START

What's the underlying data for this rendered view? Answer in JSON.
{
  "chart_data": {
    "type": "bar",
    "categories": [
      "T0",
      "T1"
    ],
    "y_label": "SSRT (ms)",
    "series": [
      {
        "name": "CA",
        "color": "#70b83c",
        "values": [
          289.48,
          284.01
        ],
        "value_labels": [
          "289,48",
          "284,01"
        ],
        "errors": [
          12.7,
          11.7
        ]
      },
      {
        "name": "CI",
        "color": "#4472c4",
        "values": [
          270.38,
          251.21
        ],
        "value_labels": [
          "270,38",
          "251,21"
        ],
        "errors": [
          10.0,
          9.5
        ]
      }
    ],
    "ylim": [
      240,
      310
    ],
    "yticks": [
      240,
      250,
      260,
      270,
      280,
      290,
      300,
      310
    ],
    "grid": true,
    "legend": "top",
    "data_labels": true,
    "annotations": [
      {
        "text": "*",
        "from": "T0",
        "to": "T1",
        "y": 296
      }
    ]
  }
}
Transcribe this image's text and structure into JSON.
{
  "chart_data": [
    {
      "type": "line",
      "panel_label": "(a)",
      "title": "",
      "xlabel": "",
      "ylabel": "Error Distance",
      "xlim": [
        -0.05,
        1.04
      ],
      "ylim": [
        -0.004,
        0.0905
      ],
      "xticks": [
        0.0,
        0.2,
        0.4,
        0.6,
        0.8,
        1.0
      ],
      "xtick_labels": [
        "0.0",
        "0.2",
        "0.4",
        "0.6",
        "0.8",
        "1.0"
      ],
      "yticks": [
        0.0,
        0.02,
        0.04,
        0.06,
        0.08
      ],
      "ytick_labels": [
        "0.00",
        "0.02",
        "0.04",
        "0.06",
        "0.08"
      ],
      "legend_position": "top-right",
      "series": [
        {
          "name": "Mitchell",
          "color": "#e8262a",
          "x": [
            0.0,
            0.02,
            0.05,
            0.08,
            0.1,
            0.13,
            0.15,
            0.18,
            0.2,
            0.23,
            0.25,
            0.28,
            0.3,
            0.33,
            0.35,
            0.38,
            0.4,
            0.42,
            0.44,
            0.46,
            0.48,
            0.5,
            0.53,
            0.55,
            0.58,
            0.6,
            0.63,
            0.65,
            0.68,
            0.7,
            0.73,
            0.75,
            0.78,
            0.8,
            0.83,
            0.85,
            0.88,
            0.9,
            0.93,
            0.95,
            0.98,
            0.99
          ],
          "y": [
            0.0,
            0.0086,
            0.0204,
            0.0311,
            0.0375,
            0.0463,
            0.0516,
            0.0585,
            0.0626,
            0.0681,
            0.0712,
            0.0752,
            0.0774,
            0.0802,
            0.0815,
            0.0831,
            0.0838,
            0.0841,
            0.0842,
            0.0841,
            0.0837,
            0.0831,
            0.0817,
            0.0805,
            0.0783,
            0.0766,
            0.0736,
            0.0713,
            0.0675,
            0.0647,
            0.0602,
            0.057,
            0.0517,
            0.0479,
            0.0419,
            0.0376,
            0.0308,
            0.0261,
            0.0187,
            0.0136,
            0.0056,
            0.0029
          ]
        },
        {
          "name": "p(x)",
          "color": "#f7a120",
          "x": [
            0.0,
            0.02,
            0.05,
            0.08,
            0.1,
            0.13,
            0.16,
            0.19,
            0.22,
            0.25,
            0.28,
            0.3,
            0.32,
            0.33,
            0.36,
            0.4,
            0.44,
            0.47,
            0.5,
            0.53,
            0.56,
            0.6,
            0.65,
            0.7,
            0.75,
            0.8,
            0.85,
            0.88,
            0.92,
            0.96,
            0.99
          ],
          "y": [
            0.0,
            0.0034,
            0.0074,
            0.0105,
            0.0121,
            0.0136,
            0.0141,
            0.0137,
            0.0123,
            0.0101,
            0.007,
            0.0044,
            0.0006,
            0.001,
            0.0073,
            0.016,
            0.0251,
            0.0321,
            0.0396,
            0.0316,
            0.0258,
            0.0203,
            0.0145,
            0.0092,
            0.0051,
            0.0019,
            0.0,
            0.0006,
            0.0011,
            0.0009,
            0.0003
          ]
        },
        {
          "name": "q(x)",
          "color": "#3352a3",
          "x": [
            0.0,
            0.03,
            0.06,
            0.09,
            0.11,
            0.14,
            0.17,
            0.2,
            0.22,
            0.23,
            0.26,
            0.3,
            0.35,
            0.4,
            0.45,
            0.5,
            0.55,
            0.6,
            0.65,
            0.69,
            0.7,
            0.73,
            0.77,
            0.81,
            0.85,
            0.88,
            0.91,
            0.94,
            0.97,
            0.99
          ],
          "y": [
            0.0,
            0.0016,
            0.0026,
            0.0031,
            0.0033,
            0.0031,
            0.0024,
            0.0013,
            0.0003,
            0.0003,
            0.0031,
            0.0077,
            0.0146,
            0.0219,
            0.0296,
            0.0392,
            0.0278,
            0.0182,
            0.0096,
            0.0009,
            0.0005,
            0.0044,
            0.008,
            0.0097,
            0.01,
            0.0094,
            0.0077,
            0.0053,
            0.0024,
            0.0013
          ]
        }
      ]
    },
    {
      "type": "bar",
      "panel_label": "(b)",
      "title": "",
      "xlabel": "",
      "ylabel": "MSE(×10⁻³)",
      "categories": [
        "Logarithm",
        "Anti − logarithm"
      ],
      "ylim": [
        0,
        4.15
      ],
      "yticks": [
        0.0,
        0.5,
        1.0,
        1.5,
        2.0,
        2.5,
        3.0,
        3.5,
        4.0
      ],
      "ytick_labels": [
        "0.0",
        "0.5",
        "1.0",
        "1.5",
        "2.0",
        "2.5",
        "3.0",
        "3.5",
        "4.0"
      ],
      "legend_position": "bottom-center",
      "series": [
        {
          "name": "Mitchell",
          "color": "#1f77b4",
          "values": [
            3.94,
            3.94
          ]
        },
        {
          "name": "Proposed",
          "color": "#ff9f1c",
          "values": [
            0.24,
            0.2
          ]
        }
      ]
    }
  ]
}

END

→ What you need to do
Provide all the records again, word for word.

→ Worked answer
What's the underlying data for this rendered view? Answer in JSON.
{
  "chart_data": {
    "type": "bar",
    "categories": [
      "T0",
      "T1"
    ],
    "y_label": "SSRT (ms)",
    "series": [
      {
        "name": "CA",
        "color": "#70b83c",
        "values": [
          289.48,
          284.01
        ],
        "value_labels": [
          "289,48",
          "284,01"
        ],
        "errors": [
          12.7,
          11.7
        ]
      },
      {
        "name": "CI",
        "color": "#4472c4",
        "values": [
          270.38,
          251.21
        ],
        "value_labels": [
          "270,38",
          "251,21"
        ],
        "errors": [
          10.0,
          9.5
        ]
      }
    ],
    "ylim": [
      240,
      310
    ],
    "yticks": [
      240,
      250,
      260,
      270,
      280,
      290,
      300,
      310
    ],
    "grid": true,
    "legend": "top",
    "data_labels": true,
    "annotations": [
      {
        "text": "*",
        "from": "T0",
        "to": "T1",
        "y": 296
      }
    ]
  }
}
Transcribe this image's text and structure into JSON.
{
  "chart_data": [
    {
      "type": "line",
      "panel_label": "(a)",
      "title": "",
      "xlabel": "",
      "ylabel": "Error Distance",
      "xlim": [
        -0.05,
        1.04
      ],
      "ylim": [
        -0.004,
        0.0905
      ],
      "xticks": [
        0.0,
        0.2,
        0.4,
        0.6,
        0.8,
        1.0
      ],
      "xtick_labels": [
        "0.0",
        "0.2",
        "0.4",
        "0.6",
        "0.8",
        "1.0"
      ],
      "yticks": [
        0.0,
        0.02,
        0.04,
        0.06,
        0.08
      ],
      "ytick_labels": [
        "0.00",
        "0.02",
        "0.04",
        "0.06",
        "0.08"
      ],
      "legend_position": "top-right",
      "series": [
        {
          "name": "Mitchell",
          "color": "#e8262a",
          "x": [
            0.0,
            0.02,
            0.05,
            0.08,
            0.1,
            0.13,
            0.15,
            0.18,
            0.2,
            0.23,
            0.25,
            0.28,
            0.3,
            0.33,
            0.35,
            0.38,
            0.4,
            0.42,
            0.44,
            0.46,
            0.48,
            0.5,
            0.53,
            0.55,
            0.58,
            0.6,
            0.63,
            0.65,
            0.68,
            0.7,
            0.73,
            0.75,
            0.78,
            0.8,
            0.83,
            0.85,
            0.88,
            0.9,
            0.93,
            0.95,
            0.98,
            0.99
          ],
          "y": [
            0.0,
            0.0086,
            0.0204,
            0.0311,
            0.0375,
            0.0463,
            0.0516,
            0.0585,
            0.0626,
            0.0681,
            0.0712,
            0.0752,
            0.0774,
            0.0802,
            0.0815,
            0.0831,
            0.0838,
            0.0841,
            0.0842,
            0.0841,
            0.0837,
            0.0831,
            0.0817,
            0.0805,
            0.0783,
            0.0766,
            0.0736,
            0.0713,
            0.0675,
            0.0647,
            0.0602,
            0.057,
            0.0517,
            0.0479,
            0.0419,
            0.0376,
            0.0308,
            0.0261,
            0.0187,
            0.0136,
            0.0056,
            0.0029
          ]
        },
        {
          "name": "p(x)",
          "color": "#f7a120",
          "x": [
            0.0,
            0.02,
            0.05,
            0.08,
            0.1,
            0.13,
            0.16,
            0.19,
            0.22,
            0.25,
            0.28,
            0.3,
            0.32,
            0.33,
            0.36,
            0.4,
            0.44,
            0.47,
            0.5,
            0.53,
            0.56,
            0.6,
            0.65,
            0.7,
            0.75,
            0.8,
            0.85,
            0.88,
            0.92,
            0.96,
            0.99
          ],
          "y": [
            0.0,
            0.0034,
            0.0074,
            0.0105,
            0.0121,
            0.0136,
            0.0141,
            0.0137,
            0.0123,
            0.0101,
            0.007,
            0.0044,
            0.0006,
            0.001,
            0.0073,
            0.016,
            0.0251,
            0.0321,
            0.0396,
            0.0316,
            0.0258,
            0.0203,
            0.0145,
            0.0092,
            0.0051,
            0.0019,
            0.0,
            0.0006,
            0.0011,
            0.0009,
            0.0003
          ]
        },
        {
          "name": "q(x)",
          "color": "#3352a3",
          "x": [
            0.0,
            0.03,
            0.06,
            0.09,
            0.11,
            0.14,
            0.17,
            0.2,
            0.22,
            0.23,
            0.26,
            0.3,
            0.35,
            0.4,
            0.45,
            0.5,
            0.55,
            0.6,
            0.65,
            0.69,
            0.7,
            0.73,
            0.77,
            0.81,
            0.85,
            0.88,
            0.91,
            0.94,
            0.97,
            0.99
          ],
          "y": [
            0.0,
            0.0016,
            0.0026,
            0.0031,
            0.0033,
            0.0031,
            0.0024,
            0.0013,
            0.0003,
            0.0003,
            0.0031,
            0.0077,
            0.0146,
            0.0219,
            0.0296,
            0.0392,
            0.0278,
            0.0182,
            0.0096,
            0.0009,
            0.0005,
            0.0044,
            0.008,
            0.0097,
            0.01,
            0.0094,
            0.0077,
            0.0053,
            0.0024,
            0.0013
          ]
        }
      ]
    },
    {
      "type": "bar",
      "panel_label": "(b)",
      "title": "",
      "xlabel": "",
      "ylabel": "MSE(×10⁻³)",
      "categories": [
        "Logarithm",
        "Anti − logarithm"
      ],
      "ylim": [
        0,
        4.15
      ],
      "yticks": [
        0.0,
        0.5,
        1.0,
        1.5,
        2.0,
        2.5,
        3.0,
        3.5,
        4.0
      ],
      "ytick_labels": [
        "0.0",
        "0.5",
        "1.0",
        "1.5",
        "2.0",
        "2.5",
        "3.0",
        "3.5",
        "4.0"
      ],
      "legend_position": "bottom-center",
      "series": [
        {
          "name": "Mitchell",
          "color": "#1f77b4",
          "values": [
            3.94,
            3.94
          ]
        },
        {
          "name": "Proposed",
          "color": "#ff9f1c",
          "values": [
            0.24,
            0.2
          ]
        }
      ]
    }
  ]
}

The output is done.